Transcribe every entry below word for word, leaving out the pictures.
>>>
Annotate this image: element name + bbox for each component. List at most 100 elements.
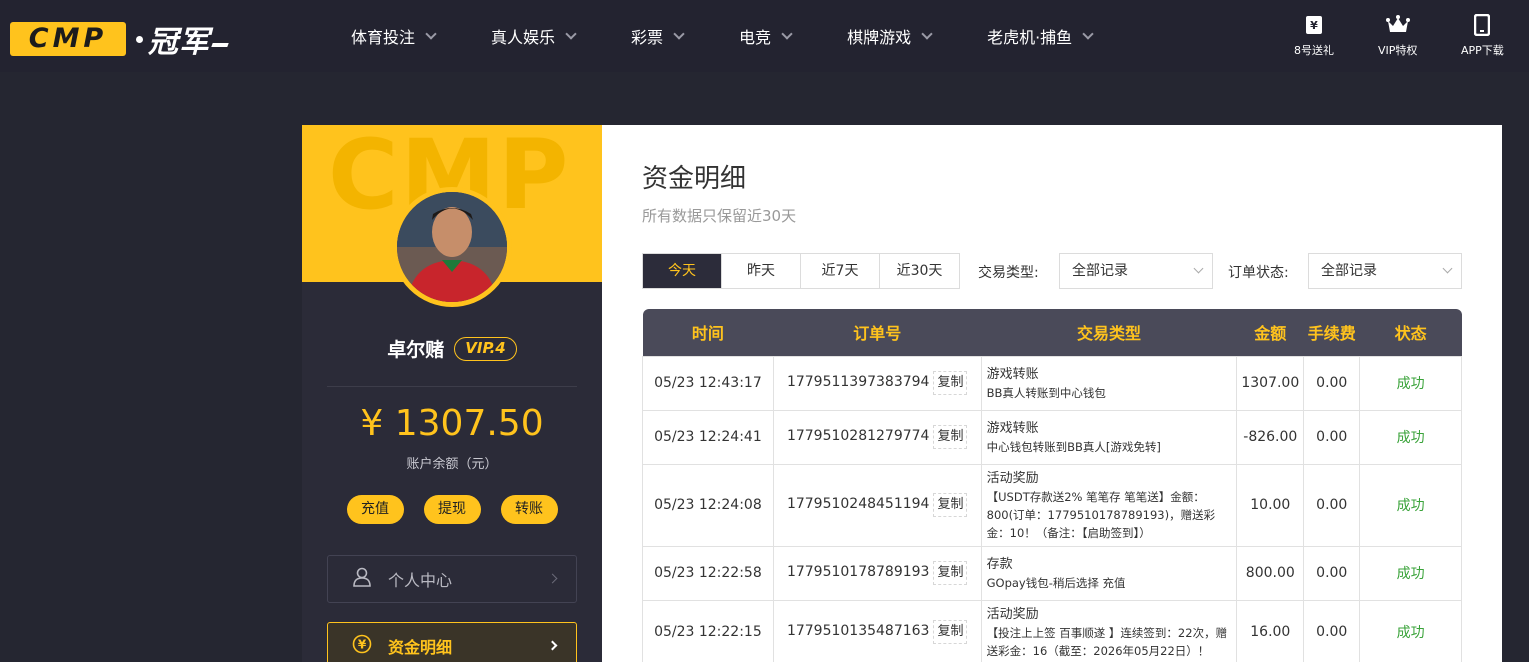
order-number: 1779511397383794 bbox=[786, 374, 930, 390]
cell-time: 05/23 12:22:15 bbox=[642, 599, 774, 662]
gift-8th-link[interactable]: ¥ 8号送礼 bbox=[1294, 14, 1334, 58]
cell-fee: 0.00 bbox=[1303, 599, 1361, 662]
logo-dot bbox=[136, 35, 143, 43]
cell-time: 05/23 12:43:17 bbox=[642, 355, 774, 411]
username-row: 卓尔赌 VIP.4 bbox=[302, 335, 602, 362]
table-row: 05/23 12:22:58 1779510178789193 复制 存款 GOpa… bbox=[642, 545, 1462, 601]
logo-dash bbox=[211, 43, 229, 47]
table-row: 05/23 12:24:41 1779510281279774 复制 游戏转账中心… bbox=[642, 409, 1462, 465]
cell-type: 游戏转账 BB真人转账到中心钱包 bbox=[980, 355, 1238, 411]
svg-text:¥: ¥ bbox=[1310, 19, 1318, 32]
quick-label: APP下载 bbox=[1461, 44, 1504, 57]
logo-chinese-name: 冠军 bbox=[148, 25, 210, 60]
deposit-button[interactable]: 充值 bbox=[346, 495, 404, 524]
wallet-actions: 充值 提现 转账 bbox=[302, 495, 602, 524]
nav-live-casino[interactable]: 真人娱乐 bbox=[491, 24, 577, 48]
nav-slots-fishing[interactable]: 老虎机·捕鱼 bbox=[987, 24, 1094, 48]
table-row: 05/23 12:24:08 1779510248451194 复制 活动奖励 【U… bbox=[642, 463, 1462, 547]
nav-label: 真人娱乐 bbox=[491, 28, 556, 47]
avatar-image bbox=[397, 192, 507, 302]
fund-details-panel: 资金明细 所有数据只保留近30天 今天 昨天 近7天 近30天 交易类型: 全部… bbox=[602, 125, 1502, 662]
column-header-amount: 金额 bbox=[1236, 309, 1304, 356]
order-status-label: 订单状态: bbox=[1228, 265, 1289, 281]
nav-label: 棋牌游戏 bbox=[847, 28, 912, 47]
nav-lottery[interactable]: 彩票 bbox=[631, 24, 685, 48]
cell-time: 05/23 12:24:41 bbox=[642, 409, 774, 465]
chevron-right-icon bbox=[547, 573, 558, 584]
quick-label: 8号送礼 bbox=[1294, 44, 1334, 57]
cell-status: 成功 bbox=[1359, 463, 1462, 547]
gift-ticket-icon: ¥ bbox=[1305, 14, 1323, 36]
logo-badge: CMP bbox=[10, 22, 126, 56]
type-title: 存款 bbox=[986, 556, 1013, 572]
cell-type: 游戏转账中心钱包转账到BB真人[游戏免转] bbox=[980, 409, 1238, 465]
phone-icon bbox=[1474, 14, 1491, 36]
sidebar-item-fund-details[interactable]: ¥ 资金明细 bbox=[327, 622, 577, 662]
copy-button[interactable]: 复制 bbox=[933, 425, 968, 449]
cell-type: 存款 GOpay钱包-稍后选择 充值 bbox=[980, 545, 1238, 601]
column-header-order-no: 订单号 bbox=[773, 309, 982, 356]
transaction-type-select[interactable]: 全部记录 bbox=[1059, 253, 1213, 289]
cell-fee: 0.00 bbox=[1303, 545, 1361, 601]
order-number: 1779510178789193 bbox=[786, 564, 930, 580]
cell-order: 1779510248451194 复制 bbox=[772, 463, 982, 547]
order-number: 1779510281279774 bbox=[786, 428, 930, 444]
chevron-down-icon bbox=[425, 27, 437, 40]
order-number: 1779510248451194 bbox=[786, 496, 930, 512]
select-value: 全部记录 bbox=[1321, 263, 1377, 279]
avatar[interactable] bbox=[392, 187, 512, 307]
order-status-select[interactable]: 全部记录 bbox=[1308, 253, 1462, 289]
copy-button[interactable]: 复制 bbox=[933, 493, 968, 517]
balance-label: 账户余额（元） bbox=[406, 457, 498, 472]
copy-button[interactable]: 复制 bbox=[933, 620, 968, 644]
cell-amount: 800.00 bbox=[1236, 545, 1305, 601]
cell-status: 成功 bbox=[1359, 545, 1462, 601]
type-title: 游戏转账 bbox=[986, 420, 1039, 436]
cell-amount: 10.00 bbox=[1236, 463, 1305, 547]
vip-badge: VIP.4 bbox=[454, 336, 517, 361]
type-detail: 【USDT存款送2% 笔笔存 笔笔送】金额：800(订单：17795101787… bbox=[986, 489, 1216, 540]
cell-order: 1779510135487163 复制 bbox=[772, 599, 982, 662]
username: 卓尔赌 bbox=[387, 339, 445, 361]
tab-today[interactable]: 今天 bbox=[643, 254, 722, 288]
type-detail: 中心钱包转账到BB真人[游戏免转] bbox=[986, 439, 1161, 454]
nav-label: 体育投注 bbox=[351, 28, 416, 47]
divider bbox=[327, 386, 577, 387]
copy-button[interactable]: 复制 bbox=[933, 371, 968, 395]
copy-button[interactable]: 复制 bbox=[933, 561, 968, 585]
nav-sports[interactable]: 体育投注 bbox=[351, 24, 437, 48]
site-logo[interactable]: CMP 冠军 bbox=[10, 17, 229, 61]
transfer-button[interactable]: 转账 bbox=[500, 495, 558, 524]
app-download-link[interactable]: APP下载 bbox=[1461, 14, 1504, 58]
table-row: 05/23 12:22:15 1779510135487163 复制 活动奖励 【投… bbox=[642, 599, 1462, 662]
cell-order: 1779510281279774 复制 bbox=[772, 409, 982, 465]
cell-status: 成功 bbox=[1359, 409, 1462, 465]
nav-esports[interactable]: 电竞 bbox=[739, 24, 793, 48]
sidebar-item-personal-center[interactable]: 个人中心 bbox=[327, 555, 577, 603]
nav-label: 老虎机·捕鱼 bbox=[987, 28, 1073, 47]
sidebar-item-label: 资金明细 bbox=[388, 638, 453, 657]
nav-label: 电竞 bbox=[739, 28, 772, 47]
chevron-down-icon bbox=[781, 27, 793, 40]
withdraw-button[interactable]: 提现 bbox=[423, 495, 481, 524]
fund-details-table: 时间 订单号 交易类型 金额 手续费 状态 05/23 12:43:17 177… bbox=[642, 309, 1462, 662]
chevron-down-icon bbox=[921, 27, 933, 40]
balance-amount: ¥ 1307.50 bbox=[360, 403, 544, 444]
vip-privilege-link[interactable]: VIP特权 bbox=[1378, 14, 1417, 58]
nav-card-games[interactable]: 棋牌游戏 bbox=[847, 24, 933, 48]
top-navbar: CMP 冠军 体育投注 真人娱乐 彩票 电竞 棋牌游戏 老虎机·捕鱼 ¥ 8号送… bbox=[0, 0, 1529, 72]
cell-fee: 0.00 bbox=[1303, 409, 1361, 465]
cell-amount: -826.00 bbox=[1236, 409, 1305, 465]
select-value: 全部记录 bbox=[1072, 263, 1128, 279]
<<<
**SOLUTION FOR THIS TASK:**
Annotate this image: element name + bbox for each component. List at most 100 elements.
order-number: 1779511397383794 bbox=[786, 374, 930, 390]
cell-time: 05/23 12:22:15 bbox=[642, 599, 774, 662]
gift-8th-link[interactable]: ¥ 8号送礼 bbox=[1294, 14, 1334, 58]
cell-fee: 0.00 bbox=[1303, 599, 1361, 662]
logo-dot bbox=[136, 35, 143, 43]
cell-time: 05/23 12:43:17 bbox=[642, 355, 774, 411]
username-row: 卓尔赌 VIP.4 bbox=[302, 335, 602, 362]
table-row: 05/23 12:22:58 1779510178789193 复制 存款 GOpa… bbox=[642, 545, 1462, 601]
logo-dash bbox=[211, 43, 229, 47]
table-row: 05/23 12:24:41 1779510281279774 复制 游戏转账中心… bbox=[642, 409, 1462, 465]
cell-type: 游戏转账 BB真人转账到中心钱包 bbox=[980, 355, 1238, 411]
svg-text:¥: ¥ bbox=[1310, 19, 1318, 32]
quick-label: APP下载 bbox=[1461, 44, 1504, 57]
logo-chinese-name: 冠军 bbox=[148, 25, 210, 60]
deposit-button[interactable]: 充值 bbox=[346, 495, 404, 524]
wallet-actions: 充值 提现 转账 bbox=[302, 495, 602, 524]
nav-live-casino[interactable]: 真人娱乐 bbox=[491, 24, 577, 48]
nav-slots-fishing[interactable]: 老虎机·捕鱼 bbox=[987, 24, 1094, 48]
table-row: 05/23 12:24:08 1779510248451194 复制 活动奖励 【U… bbox=[642, 463, 1462, 547]
nav-label: 真人娱乐 bbox=[491, 28, 556, 47]
avatar-image bbox=[397, 192, 507, 302]
fund-details-panel: 资金明细 所有数据只保留近30天 今天 昨天 近7天 近30天 交易类型: 全部… bbox=[602, 125, 1502, 662]
column-header-amount: 金额 bbox=[1236, 309, 1304, 356]
order-status-label: 订单状态: bbox=[1228, 265, 1289, 281]
nav-label: 棋牌游戏 bbox=[847, 28, 912, 47]
nav-lottery[interactable]: 彩票 bbox=[631, 24, 685, 48]
cell-time: 05/23 12:24:41 bbox=[642, 409, 774, 465]
chevron-right-icon bbox=[547, 573, 558, 584]
quick-label: 8号送礼 bbox=[1294, 44, 1334, 57]
cell-status: 成功 bbox=[1359, 463, 1462, 547]
gift-ticket-icon: ¥ bbox=[1305, 14, 1323, 36]
logo-badge: CMP bbox=[10, 22, 126, 56]
type-title: 存款 bbox=[986, 556, 1013, 572]
cell-type: 游戏转账中心钱包转账到BB真人[游戏免转] bbox=[980, 409, 1238, 465]
phone-icon bbox=[1474, 14, 1491, 36]
sidebar-item-fund-details[interactable]: ¥ 资金明细 bbox=[327, 622, 577, 662]
copy-button[interactable]: 复制 bbox=[933, 425, 968, 449]
cell-type: 存款 GOpay钱包-稍后选择 充值 bbox=[980, 545, 1238, 601]
column-header-order-no: 订单号 bbox=[773, 309, 982, 356]
transaction-type-select[interactable]: 全部记录 bbox=[1059, 253, 1213, 289]
cell-fee: 0.00 bbox=[1303, 545, 1361, 601]
order-number: 1779510178789193 bbox=[786, 564, 930, 580]
cell-order: 1779510248451194 复制 bbox=[772, 463, 982, 547]
order-number: 1779510281279774 bbox=[786, 428, 930, 444]
chevron-down-icon bbox=[425, 27, 437, 40]
order-number: 1779510248451194 bbox=[786, 496, 930, 512]
select-value: 全部记录 bbox=[1321, 263, 1377, 279]
avatar[interactable] bbox=[392, 187, 512, 307]
order-status-select[interactable]: 全部记录 bbox=[1308, 253, 1462, 289]
copy-button[interactable]: 复制 bbox=[933, 493, 968, 517]
balance-label: 账户余额（元） bbox=[406, 457, 498, 472]
copy-button[interactable]: 复制 bbox=[933, 620, 968, 644]
cell-amount: 800.00 bbox=[1236, 545, 1305, 601]
cell-status: 成功 bbox=[1359, 545, 1462, 601]
type-title: 游戏转账 bbox=[986, 420, 1039, 436]
cell-amount: 10.00 bbox=[1236, 463, 1305, 547]
vip-badge: VIP.4 bbox=[454, 336, 517, 361]
type-detail: 【USDT存款送2% 笔笔存 笔笔送】金额：800(订单：17795101787… bbox=[986, 489, 1216, 540]
cell-order: 1779510135487163 复制 bbox=[772, 599, 982, 662]
username: 卓尔赌 bbox=[387, 339, 445, 361]
tab-today[interactable]: 今天 bbox=[643, 254, 722, 288]
type-detail: 中心钱包转账到BB真人[游戏免转] bbox=[986, 439, 1161, 454]
nav-label: 体育投注 bbox=[351, 28, 416, 47]
divider bbox=[327, 386, 577, 387]
copy-button[interactable]: 复制 bbox=[933, 371, 968, 395]
copy-button[interactable]: 复制 bbox=[933, 561, 968, 585]
nav-sports[interactable]: 体育投注 bbox=[351, 24, 437, 48]
site-logo[interactable]: CMP 冠军 bbox=[10, 17, 229, 61]
transfer-button[interactable]: 转账 bbox=[500, 495, 558, 524]
app-download-link[interactable]: APP下载 bbox=[1461, 14, 1504, 58]
table-row: 05/23 12:22:15 1779510135487163 复制 活动奖励 【投… bbox=[642, 599, 1462, 662]
cell-order: 1779510281279774 复制 bbox=[772, 409, 982, 465]
cell-status: 成功 bbox=[1359, 409, 1462, 465]
nav-esports[interactable]: 电竞 bbox=[739, 24, 793, 48]
sidebar-item-personal-center[interactable]: 个人中心 bbox=[327, 555, 577, 603]
nav-label: 老虎机·捕鱼 bbox=[987, 28, 1073, 47]
sidebar-item-label: 资金明细 bbox=[388, 638, 453, 657]
nav-label: 电竞 bbox=[739, 28, 772, 47]
chevron-down-icon bbox=[781, 27, 793, 40]
withdraw-button[interactable]: 提现 bbox=[423, 495, 481, 524]
fund-details-table: 时间 订单号 交易类型 金额 手续费 状态 05/23 12:43:17 177… bbox=[642, 309, 1462, 662]
chevron-down-icon bbox=[921, 27, 933, 40]
balance-amount: ¥ 1307.50 bbox=[360, 403, 544, 444]
vip-privilege-link[interactable]: VIP特权 bbox=[1378, 14, 1417, 58]
nav-card-games[interactable]: 棋牌游戏 bbox=[847, 24, 933, 48]
top-navbar: CMP 冠军 体育投注 真人娱乐 彩票 电竞 棋牌游戏 老虎机·捕鱼 ¥ 8号送… bbox=[0, 0, 1529, 72]
cell-fee: 0.00 bbox=[1303, 409, 1361, 465]
cell-amount: -826.00 bbox=[1236, 409, 1305, 465]
select-value: 全部记录 bbox=[1072, 263, 1128, 279]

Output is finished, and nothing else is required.